▸ **Written request**:
Pictures aside, repeat every entry exactly.

▸ **Data listing**:
_ _ _

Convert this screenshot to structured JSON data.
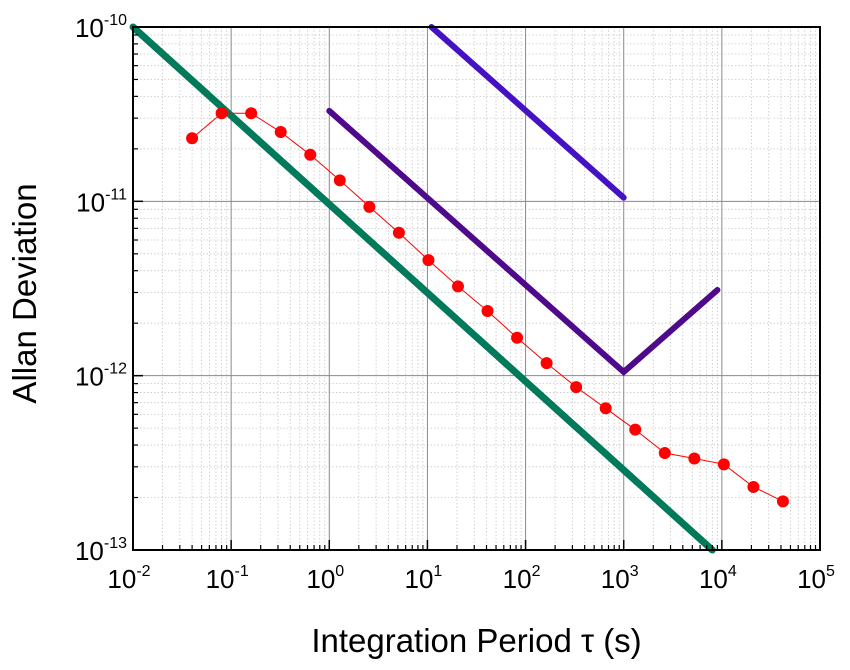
{
  "chart_data": {
    "type": "line",
    "title": "",
    "xlabel": "Integration Period τ (s)",
    "ylabel": "Allan Deviation",
    "xscale": "log",
    "yscale": "log",
    "xlim": [
      0.01,
      100000
    ],
    "ylim": [
      1e-13,
      1e-10
    ],
    "grid": true,
    "legend": "none",
    "x_ticks": [
      {
        "base": "10",
        "exp": "-2"
      },
      {
        "base": "10",
        "exp": "-1"
      },
      {
        "base": "10",
        "exp": "0"
      },
      {
        "base": "10",
        "exp": "1"
      },
      {
        "base": "10",
        "exp": "2"
      },
      {
        "base": "10",
        "exp": "3"
      },
      {
        "base": "10",
        "exp": "4"
      },
      {
        "base": "10",
        "exp": "5"
      }
    ],
    "y_ticks": [
      {
        "base": "10",
        "exp": "-10"
      },
      {
        "base": "10",
        "exp": "-11"
      },
      {
        "base": "10",
        "exp": "-12"
      },
      {
        "base": "10",
        "exp": "-13"
      }
    ],
    "series": [
      {
        "style": "line",
        "color": "#007a5a",
        "x": [
          0.01,
          8000
        ],
        "y": [
          1e-10,
          1e-13
        ]
      },
      {
        "style": "line",
        "color": "#4411c4",
        "x": [
          11,
          1000
        ],
        "y": [
          1e-10,
          1.05e-11
        ]
      },
      {
        "style": "line",
        "color": "#4f0a8c",
        "x": [
          1,
          1000,
          9000
        ],
        "y": [
          3.3e-11,
          1.05e-12,
          3.1e-12
        ]
      },
      {
        "style": "markers+line",
        "color": "#ff0000",
        "x": [
          0.04,
          0.08,
          0.16,
          0.32,
          0.64,
          1.28,
          2.56,
          5.12,
          10.24,
          20.48,
          40.96,
          81.92,
          163.84,
          327.68,
          655.36,
          1310.72,
          2621.44,
          5242.88,
          10485.76,
          20971.52,
          41943.04
        ],
        "y": [
          2.3e-11,
          3.2e-11,
          3.2e-11,
          2.5e-11,
          1.85e-11,
          1.32e-11,
          9.3e-12,
          6.6e-12,
          4.6e-12,
          3.25e-12,
          2.35e-12,
          1.65e-12,
          1.18e-12,
          8.6e-13,
          6.5e-13,
          4.9e-13,
          3.6e-13,
          3.35e-13,
          3.1e-13,
          2.3e-13,
          1.9e-13
        ]
      }
    ]
  }
}
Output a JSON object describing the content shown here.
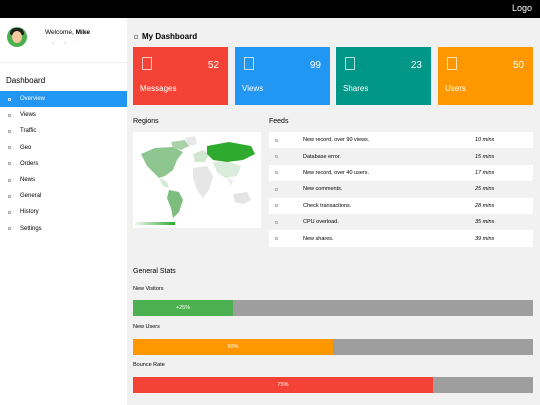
{
  "topbar": {
    "logo": "Logo"
  },
  "user": {
    "welcome_prefix": "Welcome, ",
    "name": "Mike",
    "icons": [
      "envelope-icon",
      "user-icon",
      "gear-icon"
    ]
  },
  "sidebar": {
    "title": "Dashboard",
    "items": [
      {
        "label": "Overview",
        "icon": "users-icon",
        "active": true
      },
      {
        "label": "Views",
        "icon": "eye-icon"
      },
      {
        "label": "Traffic",
        "icon": "users-icon"
      },
      {
        "label": "Geo",
        "icon": "bullseye-icon"
      },
      {
        "label": "Orders",
        "icon": "diamond-icon"
      },
      {
        "label": "News",
        "icon": "bell-icon"
      },
      {
        "label": "General",
        "icon": "bank-icon"
      },
      {
        "label": "History",
        "icon": "history-icon"
      },
      {
        "label": "Settings",
        "icon": "cog-icon"
      }
    ]
  },
  "main": {
    "title": "My Dashboard",
    "cards": [
      {
        "label": "Messages",
        "value": "52",
        "color": "#f44336",
        "icon": "comment-icon"
      },
      {
        "label": "Views",
        "value": "99",
        "color": "#2196f3",
        "icon": "eye-icon"
      },
      {
        "label": "Shares",
        "value": "23",
        "color": "#009688",
        "icon": "share-icon"
      },
      {
        "label": "Users",
        "value": "50",
        "color": "#ff9800",
        "icon": "users-icon"
      }
    ],
    "regions_title": "Regions",
    "feeds_title": "Feeds",
    "feeds": [
      {
        "text": "New record, over 90 views.",
        "time": "10 mins",
        "icon": "user-icon"
      },
      {
        "text": "Database error.",
        "time": "15 mins",
        "icon": "bell-icon"
      },
      {
        "text": "New record, over 40 users.",
        "time": "17 mins",
        "icon": "users-icon"
      },
      {
        "text": "New comments.",
        "time": "25 mins",
        "icon": "comment-icon"
      },
      {
        "text": "Check transactions.",
        "time": "28 mins",
        "icon": "bookmark-icon"
      },
      {
        "text": "CPU overload.",
        "time": "35 mins",
        "icon": "laptop-icon"
      },
      {
        "text": "New shares.",
        "time": "39 mins",
        "icon": "share-icon"
      }
    ],
    "stats_title": "General Stats",
    "stats": [
      {
        "label": "New Visitors",
        "percent": 25,
        "text": "+25%",
        "color": "#4caf50"
      },
      {
        "label": "New Users",
        "percent": 50,
        "text": "50%",
        "color": "#ff9800"
      },
      {
        "label": "Bounce Rate",
        "percent": 75,
        "text": "75%",
        "color": "#f44336"
      }
    ]
  }
}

_ _ _

▸ **Written answer**:
Convert this screenshot to structured JSON data.
{
  "chart_data": {
    "type": "line",
    "title": "",
    "xlabel": "Integration Period τ (s)",
    "ylabel": "Allan Deviation",
    "xscale": "log",
    "yscale": "log",
    "xlim": [
      0.01,
      100000
    ],
    "ylim": [
      1e-13,
      1e-10
    ],
    "grid": true,
    "legend": "none",
    "x_ticks": [
      {
        "base": "10",
        "exp": "-2"
      },
      {
        "base": "10",
        "exp": "-1"
      },
      {
        "base": "10",
        "exp": "0"
      },
      {
        "base": "10",
        "exp": "1"
      },
      {
        "base": "10",
        "exp": "2"
      },
      {
        "base": "10",
        "exp": "3"
      },
      {
        "base": "10",
        "exp": "4"
      },
      {
        "base": "10",
        "exp": "5"
      }
    ],
    "y_ticks": [
      {
        "base": "10",
        "exp": "-10"
      },
      {
        "base": "10",
        "exp": "-11"
      },
      {
        "base": "10",
        "exp": "-12"
      },
      {
        "base": "10",
        "exp": "-13"
      }
    ],
    "series": [
      {
        "style": "line",
        "color": "#007a5a",
        "x": [
          0.01,
          8000
        ],
        "y": [
          1e-10,
          1e-13
        ]
      },
      {
        "style": "line",
        "color": "#4411c4",
        "x": [
          11,
          1000
        ],
        "y": [
          1e-10,
          1.05e-11
        ]
      },
      {
        "style": "line",
        "color": "#4f0a8c",
        "x": [
          1,
          1000,
          9000
        ],
        "y": [
          3.3e-11,
          1.05e-12,
          3.1e-12
        ]
      },
      {
        "style": "markers+line",
        "color": "#ff0000",
        "x": [
          0.04,
          0.08,
          0.16,
          0.32,
          0.64,
          1.28,
          2.56,
          5.12,
          10.24,
          20.48,
          40.96,
          81.92,
          163.84,
          327.68,
          655.36,
          1310.72,
          2621.44,
          5242.88,
          10485.76,
          20971.52,
          41943.04
        ],
        "y": [
          2.3e-11,
          3.2e-11,
          3.2e-11,
          2.5e-11,
          1.85e-11,
          1.32e-11,
          9.3e-12,
          6.6e-12,
          4.6e-12,
          3.25e-12,
          2.35e-12,
          1.65e-12,
          1.18e-12,
          8.6e-13,
          6.5e-13,
          4.9e-13,
          3.6e-13,
          3.35e-13,
          3.1e-13,
          2.3e-13,
          1.9e-13
        ]
      }
    ]
  }
}
Output a JSON object describing the content shown here.
{
  "topbar": {
    "logo": "Logo"
  },
  "user": {
    "welcome_prefix": "Welcome, ",
    "name": "Mike",
    "icons": [
      "envelope-icon",
      "user-icon",
      "gear-icon"
    ]
  },
  "sidebar": {
    "title": "Dashboard",
    "items": [
      {
        "label": "Overview",
        "icon": "users-icon",
        "active": true
      },
      {
        "label": "Views",
        "icon": "eye-icon"
      },
      {
        "label": "Traffic",
        "icon": "users-icon"
      },
      {
        "label": "Geo",
        "icon": "bullseye-icon"
      },
      {
        "label": "Orders",
        "icon": "diamond-icon"
      },
      {
        "label": "News",
        "icon": "bell-icon"
      },
      {
        "label": "General",
        "icon": "bank-icon"
      },
      {
        "label": "History",
        "icon": "history-icon"
      },
      {
        "label": "Settings",
        "icon": "cog-icon"
      }
    ]
  },
  "main": {
    "title": "My Dashboard",
    "cards": [
      {
        "label": "Messages",
        "value": "52",
        "color": "#f44336",
        "icon": "comment-icon"
      },
      {
        "label": "Views",
        "value": "99",
        "color": "#2196f3",
        "icon": "eye-icon"
      },
      {
        "label": "Shares",
        "value": "23",
        "color": "#009688",
        "icon": "share-icon"
      },
      {
        "label": "Users",
        "value": "50",
        "color": "#ff9800",
        "icon": "users-icon"
      }
    ],
    "regions_title": "Regions",
    "feeds_title": "Feeds",
    "feeds": [
      {
        "text": "New record, over 90 views.",
        "time": "10 mins",
        "icon": "user-icon"
      },
      {
        "text": "Database error.",
        "time": "15 mins",
        "icon": "bell-icon"
      },
      {
        "text": "New record, over 40 users.",
        "time": "17 mins",
        "icon": "users-icon"
      },
      {
        "text": "New comments.",
        "time": "25 mins",
        "icon": "comment-icon"
      },
      {
        "text": "Check transactions.",
        "time": "28 mins",
        "icon": "bookmark-icon"
      },
      {
        "text": "CPU overload.",
        "time": "35 mins",
        "icon": "laptop-icon"
      },
      {
        "text": "New shares.",
        "time": "39 mins",
        "icon": "share-icon"
      }
    ],
    "stats_title": "General Stats",
    "stats": [
      {
        "label": "New Visitors",
        "percent": 25,
        "text": "+25%",
        "color": "#4caf50"
      },
      {
        "label": "New Users",
        "percent": 50,
        "text": "50%",
        "color": "#ff9800"
      },
      {
        "label": "Bounce Rate",
        "percent": 75,
        "text": "75%",
        "color": "#f44336"
      }
    ]
  }
}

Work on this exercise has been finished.